WORK TO BE COMPLETED:
Gather, from the listing beneath this task, every line holding the string "revisar".

DATA PROVIDED:
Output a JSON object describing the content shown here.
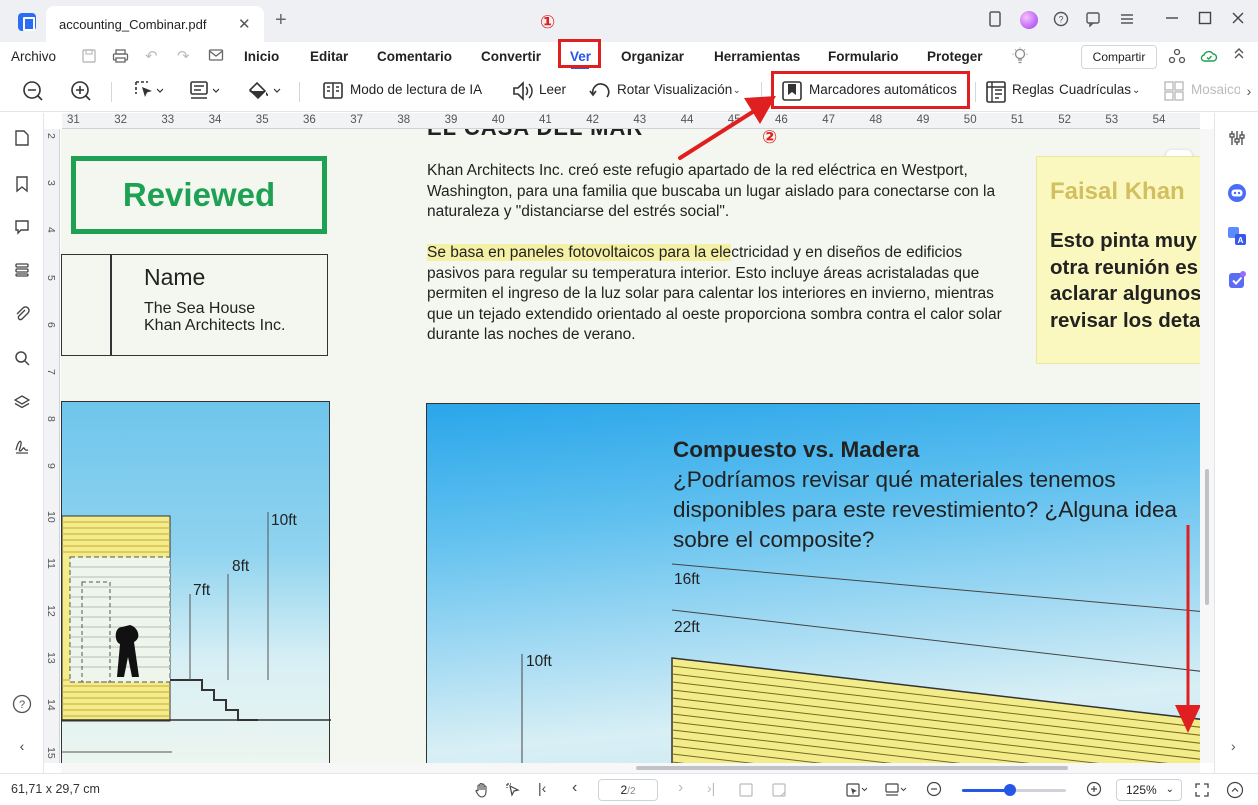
{
  "titlebar": {
    "tab_title": "accounting_Combinar.pdf",
    "close_glyph": "✕",
    "new_tab_glyph": "+",
    "icons": [
      "bookmark-icon",
      "avatar",
      "help-icon",
      "feedback-icon",
      "menu-icon",
      "minimize-icon",
      "maximize-icon",
      "close-icon"
    ]
  },
  "menubar": {
    "archivo": "Archivo",
    "items": [
      "Inicio",
      "Editar",
      "Comentario",
      "Convertir",
      "Ver",
      "Organizar",
      "Herramientas",
      "Formulario",
      "Proteger"
    ],
    "active_item": "Ver",
    "share": "Compartir"
  },
  "toolbar": {
    "ai_reading": "Modo de lectura de IA",
    "read": "Leer",
    "rotate": "Rotar Visualización",
    "auto_bookmarks": "Marcadores automáticos",
    "rulers": "Reglas",
    "grids": "Cuadrículas",
    "tiles": "Mosaicos"
  },
  "ruler": {
    "h_numbers": [
      "31",
      "32",
      "33",
      "34",
      "35",
      "36",
      "37",
      "38",
      "39",
      "40",
      "41",
      "42",
      "43",
      "44",
      "45",
      "46",
      "47",
      "48",
      "49",
      "50",
      "51",
      "52",
      "53",
      "54"
    ],
    "v_numbers": [
      "2",
      "3",
      "4",
      "5",
      "6",
      "7",
      "8",
      "9",
      "10",
      "11",
      "12",
      "13",
      "14",
      "15"
    ]
  },
  "document": {
    "cut_heading": "EL CASA DEL MAR",
    "stamp": "Reviewed",
    "name_title": "Name",
    "name_line1": "The Sea House",
    "name_line2": "Khan Architects Inc.",
    "para1": "Khan Architects Inc. creó este refugio apartado de la red eléctrica en Westport, Washington, para una familia que buscaba un lugar aislado para conectarse con la naturaleza y \"distanciarse del estrés social\".",
    "para2_highlight": "Se basa en paneles fotovoltaicos para la ele",
    "para2_rest": "ctricidad y en diseños de edificios pasivos para regular su temperatura interior. Esto incluye áreas acristaladas que permiten el ingreso de la luz solar para calentar los interiores en invierno, mientras que un tejado extendido orientado al oeste proporciona sombra contra el calor solar durante las noches de verano.",
    "sticky_author": "Faisal Khan",
    "sticky_lines": [
      "Esto pinta muy",
      "otra reunión es",
      "aclarar algunos",
      "revisar los deta"
    ],
    "cvm_title": "Compuesto vs. Madera",
    "cvm_body": "¿Podríamos revisar qué materiales tenemos disponibles para este revestimiento? ¿Alguna idea sobre el composite?",
    "dims_left": [
      "10ft",
      "8ft",
      "7ft"
    ],
    "dims_right": [
      "16ft",
      "22ft",
      "10ft"
    ]
  },
  "annotations": {
    "step1": "①",
    "step2": "②",
    "color": "#e02020"
  },
  "statusbar": {
    "dimensions": "61,71 x 29,7 cm",
    "page_current": "2",
    "page_total": "/2",
    "zoom": "125%",
    "zoom_fraction": 0.46
  },
  "colors": {
    "accent": "#2457e8",
    "stamp_green": "#1ea153",
    "highlight": "#f4f0a4",
    "sticky_bg": "#fbf8bf"
  }
}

THE OUTPUT:
      "revisar los deta"
    "cvm_body": "¿Podríamos revisar qué materiales tenemos disponibles para este revestimiento? ¿Alguna idea sobre el composite?",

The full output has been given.